GIVEN EXERCISE:
Each line of the listing must be transcribed exactly, except for the images, which should be excluded.

Structured figure records
☆ ☆ ☆ ☆ ☆ ☆ ☆

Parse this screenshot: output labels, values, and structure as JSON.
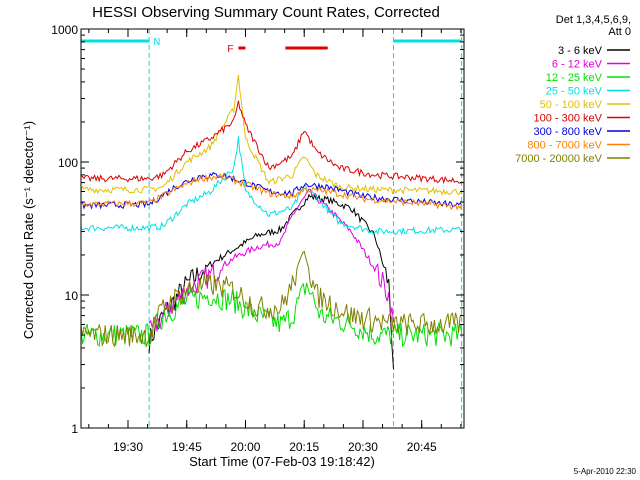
{
  "chart_data": {
    "type": "line",
    "title": "HESSI Observing Summary Count Rates, Corrected",
    "xlabel": "Start Time (07-Feb-03 19:18:42)",
    "ylabel": "Corrected Count Rate (s⁻¹ detector⁻¹)",
    "yscale": "log",
    "ylim": [
      1,
      1000
    ],
    "xlim_minutes": [
      19.3,
      20.93
    ],
    "x_ticks": [
      {
        "t": 19.5,
        "label": "19:30"
      },
      {
        "t": 19.75,
        "label": "19:45"
      },
      {
        "t": 20.0,
        "label": "20:00"
      },
      {
        "t": 20.25,
        "label": "20:15"
      },
      {
        "t": 20.5,
        "label": "20:30"
      },
      {
        "t": 20.75,
        "label": "20:45"
      }
    ],
    "y_ticks": [
      {
        "v": 1,
        "label": "1"
      },
      {
        "v": 10,
        "label": "10"
      },
      {
        "v": 100,
        "label": "100"
      },
      {
        "v": 1000,
        "label": "1000"
      }
    ],
    "legend_header": [
      "Det 1,3,4,5,6,9,",
      "Att 0"
    ],
    "footer_date": "5-Apr-2010 22:30",
    "annotations": {
      "night_label": "N",
      "night_bars": [
        {
          "t0": 19.3,
          "t1": 19.59
        },
        {
          "t0": 20.63,
          "t1": 20.92
        }
      ],
      "night_lines_t": [
        19.59,
        20.63,
        20.92
      ],
      "flare_label": "F",
      "flare_bars": [
        {
          "t0": 19.97,
          "t1": 20.0
        },
        {
          "t0": 20.17,
          "t1": 20.35
        }
      ]
    },
    "series": [
      {
        "name": "3 - 6 keV",
        "color": "#000000",
        "points": [
          [
            19.59,
            4.5
          ],
          [
            19.65,
            7
          ],
          [
            19.75,
            12
          ],
          [
            19.85,
            17
          ],
          [
            19.95,
            22
          ],
          [
            20.05,
            28
          ],
          [
            20.15,
            31
          ],
          [
            20.2,
            40
          ],
          [
            20.27,
            55
          ],
          [
            20.35,
            52
          ],
          [
            20.45,
            45
          ],
          [
            20.55,
            28
          ],
          [
            20.61,
            12
          ],
          [
            20.63,
            3
          ]
        ]
      },
      {
        "name": "6 - 12 keV",
        "color": "#e000e0",
        "points": [
          [
            19.59,
            5
          ],
          [
            19.65,
            7
          ],
          [
            19.75,
            11
          ],
          [
            19.85,
            14
          ],
          [
            19.95,
            19
          ],
          [
            20.05,
            23
          ],
          [
            20.15,
            25
          ],
          [
            20.2,
            40
          ],
          [
            20.27,
            60
          ],
          [
            20.35,
            45
          ],
          [
            20.45,
            30
          ],
          [
            20.55,
            16
          ],
          [
            20.61,
            10
          ],
          [
            20.63,
            6
          ]
        ]
      },
      {
        "name": "12 - 25 keV",
        "color": "#00e000",
        "points": [
          [
            19.3,
            5
          ],
          [
            19.59,
            5
          ],
          [
            19.65,
            7
          ],
          [
            19.75,
            9
          ],
          [
            19.85,
            10
          ],
          [
            19.95,
            9
          ],
          [
            20.05,
            7
          ],
          [
            20.15,
            6
          ],
          [
            20.2,
            7
          ],
          [
            20.26,
            12
          ],
          [
            20.32,
            7
          ],
          [
            20.45,
            6
          ],
          [
            20.55,
            5
          ],
          [
            20.63,
            5
          ],
          [
            20.92,
            5
          ]
        ]
      },
      {
        "name": "25 - 50 keV",
        "color": "#00e0e0",
        "points": [
          [
            19.3,
            32
          ],
          [
            19.59,
            32
          ],
          [
            19.65,
            33
          ],
          [
            19.75,
            48
          ],
          [
            19.85,
            60
          ],
          [
            19.95,
            90
          ],
          [
            19.97,
            150
          ],
          [
            20.0,
            60
          ],
          [
            20.1,
            40
          ],
          [
            20.2,
            45
          ],
          [
            20.25,
            65
          ],
          [
            20.3,
            55
          ],
          [
            20.4,
            35
          ],
          [
            20.55,
            30
          ],
          [
            20.92,
            31
          ]
        ]
      },
      {
        "name": "50 - 100 keV",
        "color": "#e0c000",
        "points": [
          [
            19.3,
            62
          ],
          [
            19.59,
            62
          ],
          [
            19.65,
            65
          ],
          [
            19.75,
            100
          ],
          [
            19.85,
            130
          ],
          [
            19.95,
            250
          ],
          [
            19.97,
            450
          ],
          [
            20.0,
            150
          ],
          [
            20.1,
            70
          ],
          [
            20.2,
            80
          ],
          [
            20.25,
            110
          ],
          [
            20.3,
            80
          ],
          [
            20.4,
            65
          ],
          [
            20.55,
            62
          ],
          [
            20.92,
            60
          ]
        ]
      },
      {
        "name": "100 - 300 keV",
        "color": "#e00000",
        "points": [
          [
            19.3,
            75
          ],
          [
            19.59,
            75
          ],
          [
            19.65,
            80
          ],
          [
            19.75,
            120
          ],
          [
            19.85,
            150
          ],
          [
            19.95,
            200
          ],
          [
            19.97,
            280
          ],
          [
            20.0,
            190
          ],
          [
            20.1,
            90
          ],
          [
            20.2,
            110
          ],
          [
            20.25,
            175
          ],
          [
            20.3,
            120
          ],
          [
            20.4,
            90
          ],
          [
            20.55,
            80
          ],
          [
            20.92,
            72
          ]
        ]
      },
      {
        "name": "300 - 800 keV",
        "color": "#0000e0",
        "points": [
          [
            19.3,
            47
          ],
          [
            19.59,
            48
          ],
          [
            19.7,
            65
          ],
          [
            19.8,
            78
          ],
          [
            19.9,
            80
          ],
          [
            20.0,
            70
          ],
          [
            20.1,
            60
          ],
          [
            20.2,
            58
          ],
          [
            20.25,
            68
          ],
          [
            20.35,
            65
          ],
          [
            20.5,
            55
          ],
          [
            20.92,
            47
          ]
        ]
      },
      {
        "name": "800 - 7000 keV",
        "color": "#ff8000",
        "points": [
          [
            19.3,
            48
          ],
          [
            19.59,
            49
          ],
          [
            19.7,
            62
          ],
          [
            19.8,
            75
          ],
          [
            19.9,
            78
          ],
          [
            20.0,
            68
          ],
          [
            20.1,
            58
          ],
          [
            20.2,
            55
          ],
          [
            20.25,
            62
          ],
          [
            20.35,
            60
          ],
          [
            20.5,
            53
          ],
          [
            20.92,
            46
          ]
        ]
      },
      {
        "name": "7000 - 20000 keV",
        "color": "#808000",
        "points": [
          [
            19.3,
            5
          ],
          [
            19.59,
            5
          ],
          [
            19.65,
            8
          ],
          [
            19.75,
            11
          ],
          [
            19.85,
            12
          ],
          [
            19.95,
            11
          ],
          [
            20.05,
            8
          ],
          [
            20.15,
            8
          ],
          [
            20.2,
            12
          ],
          [
            20.25,
            22
          ],
          [
            20.3,
            10
          ],
          [
            20.45,
            7
          ],
          [
            20.63,
            6
          ],
          [
            20.92,
            6
          ]
        ]
      }
    ]
  }
}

☆ ☆ ☆ ☆ ☆ ☆ ☆

RESPONSE TO THIS TASK:
Parse this screenshot: output labels, values, and structure as JSON.
{
  "chart_data": {
    "type": "line",
    "title": "HESSI Observing Summary Count Rates, Corrected",
    "xlabel": "Start Time (07-Feb-03 19:18:42)",
    "ylabel": "Corrected Count Rate (s⁻¹ detector⁻¹)",
    "yscale": "log",
    "ylim": [
      1,
      1000
    ],
    "xlim_minutes": [
      19.3,
      20.93
    ],
    "x_ticks": [
      {
        "t": 19.5,
        "label": "19:30"
      },
      {
        "t": 19.75,
        "label": "19:45"
      },
      {
        "t": 20.0,
        "label": "20:00"
      },
      {
        "t": 20.25,
        "label": "20:15"
      },
      {
        "t": 20.5,
        "label": "20:30"
      },
      {
        "t": 20.75,
        "label": "20:45"
      }
    ],
    "y_ticks": [
      {
        "v": 1,
        "label": "1"
      },
      {
        "v": 10,
        "label": "10"
      },
      {
        "v": 100,
        "label": "100"
      },
      {
        "v": 1000,
        "label": "1000"
      }
    ],
    "legend_header": [
      "Det 1,3,4,5,6,9,",
      "Att 0"
    ],
    "footer_date": "5-Apr-2010 22:30",
    "annotations": {
      "night_label": "N",
      "night_bars": [
        {
          "t0": 19.3,
          "t1": 19.59
        },
        {
          "t0": 20.63,
          "t1": 20.92
        }
      ],
      "night_lines_t": [
        19.59,
        20.63,
        20.92
      ],
      "flare_label": "F",
      "flare_bars": [
        {
          "t0": 19.97,
          "t1": 20.0
        },
        {
          "t0": 20.17,
          "t1": 20.35
        }
      ]
    },
    "series": [
      {
        "name": "3 - 6 keV",
        "color": "#000000",
        "points": [
          [
            19.59,
            4.5
          ],
          [
            19.65,
            7
          ],
          [
            19.75,
            12
          ],
          [
            19.85,
            17
          ],
          [
            19.95,
            22
          ],
          [
            20.05,
            28
          ],
          [
            20.15,
            31
          ],
          [
            20.2,
            40
          ],
          [
            20.27,
            55
          ],
          [
            20.35,
            52
          ],
          [
            20.45,
            45
          ],
          [
            20.55,
            28
          ],
          [
            20.61,
            12
          ],
          [
            20.63,
            3
          ]
        ]
      },
      {
        "name": "6 - 12 keV",
        "color": "#e000e0",
        "points": [
          [
            19.59,
            5
          ],
          [
            19.65,
            7
          ],
          [
            19.75,
            11
          ],
          [
            19.85,
            14
          ],
          [
            19.95,
            19
          ],
          [
            20.05,
            23
          ],
          [
            20.15,
            25
          ],
          [
            20.2,
            40
          ],
          [
            20.27,
            60
          ],
          [
            20.35,
            45
          ],
          [
            20.45,
            30
          ],
          [
            20.55,
            16
          ],
          [
            20.61,
            10
          ],
          [
            20.63,
            6
          ]
        ]
      },
      {
        "name": "12 - 25 keV",
        "color": "#00e000",
        "points": [
          [
            19.3,
            5
          ],
          [
            19.59,
            5
          ],
          [
            19.65,
            7
          ],
          [
            19.75,
            9
          ],
          [
            19.85,
            10
          ],
          [
            19.95,
            9
          ],
          [
            20.05,
            7
          ],
          [
            20.15,
            6
          ],
          [
            20.2,
            7
          ],
          [
            20.26,
            12
          ],
          [
            20.32,
            7
          ],
          [
            20.45,
            6
          ],
          [
            20.55,
            5
          ],
          [
            20.63,
            5
          ],
          [
            20.92,
            5
          ]
        ]
      },
      {
        "name": "25 - 50 keV",
        "color": "#00e0e0",
        "points": [
          [
            19.3,
            32
          ],
          [
            19.59,
            32
          ],
          [
            19.65,
            33
          ],
          [
            19.75,
            48
          ],
          [
            19.85,
            60
          ],
          [
            19.95,
            90
          ],
          [
            19.97,
            150
          ],
          [
            20.0,
            60
          ],
          [
            20.1,
            40
          ],
          [
            20.2,
            45
          ],
          [
            20.25,
            65
          ],
          [
            20.3,
            55
          ],
          [
            20.4,
            35
          ],
          [
            20.55,
            30
          ],
          [
            20.92,
            31
          ]
        ]
      },
      {
        "name": "50 - 100 keV",
        "color": "#e0c000",
        "points": [
          [
            19.3,
            62
          ],
          [
            19.59,
            62
          ],
          [
            19.65,
            65
          ],
          [
            19.75,
            100
          ],
          [
            19.85,
            130
          ],
          [
            19.95,
            250
          ],
          [
            19.97,
            450
          ],
          [
            20.0,
            150
          ],
          [
            20.1,
            70
          ],
          [
            20.2,
            80
          ],
          [
            20.25,
            110
          ],
          [
            20.3,
            80
          ],
          [
            20.4,
            65
          ],
          [
            20.55,
            62
          ],
          [
            20.92,
            60
          ]
        ]
      },
      {
        "name": "100 - 300 keV",
        "color": "#e00000",
        "points": [
          [
            19.3,
            75
          ],
          [
            19.59,
            75
          ],
          [
            19.65,
            80
          ],
          [
            19.75,
            120
          ],
          [
            19.85,
            150
          ],
          [
            19.95,
            200
          ],
          [
            19.97,
            280
          ],
          [
            20.0,
            190
          ],
          [
            20.1,
            90
          ],
          [
            20.2,
            110
          ],
          [
            20.25,
            175
          ],
          [
            20.3,
            120
          ],
          [
            20.4,
            90
          ],
          [
            20.55,
            80
          ],
          [
            20.92,
            72
          ]
        ]
      },
      {
        "name": "300 - 800 keV",
        "color": "#0000e0",
        "points": [
          [
            19.3,
            47
          ],
          [
            19.59,
            48
          ],
          [
            19.7,
            65
          ],
          [
            19.8,
            78
          ],
          [
            19.9,
            80
          ],
          [
            20.0,
            70
          ],
          [
            20.1,
            60
          ],
          [
            20.2,
            58
          ],
          [
            20.25,
            68
          ],
          [
            20.35,
            65
          ],
          [
            20.5,
            55
          ],
          [
            20.92,
            47
          ]
        ]
      },
      {
        "name": "800 - 7000 keV",
        "color": "#ff8000",
        "points": [
          [
            19.3,
            48
          ],
          [
            19.59,
            49
          ],
          [
            19.7,
            62
          ],
          [
            19.8,
            75
          ],
          [
            19.9,
            78
          ],
          [
            20.0,
            68
          ],
          [
            20.1,
            58
          ],
          [
            20.2,
            55
          ],
          [
            20.25,
            62
          ],
          [
            20.35,
            60
          ],
          [
            20.5,
            53
          ],
          [
            20.92,
            46
          ]
        ]
      },
      {
        "name": "7000 - 20000 keV",
        "color": "#808000",
        "points": [
          [
            19.3,
            5
          ],
          [
            19.59,
            5
          ],
          [
            19.65,
            8
          ],
          [
            19.75,
            11
          ],
          [
            19.85,
            12
          ],
          [
            19.95,
            11
          ],
          [
            20.05,
            8
          ],
          [
            20.15,
            8
          ],
          [
            20.2,
            12
          ],
          [
            20.25,
            22
          ],
          [
            20.3,
            10
          ],
          [
            20.45,
            7
          ],
          [
            20.63,
            6
          ],
          [
            20.92,
            6
          ]
        ]
      }
    ]
  }
}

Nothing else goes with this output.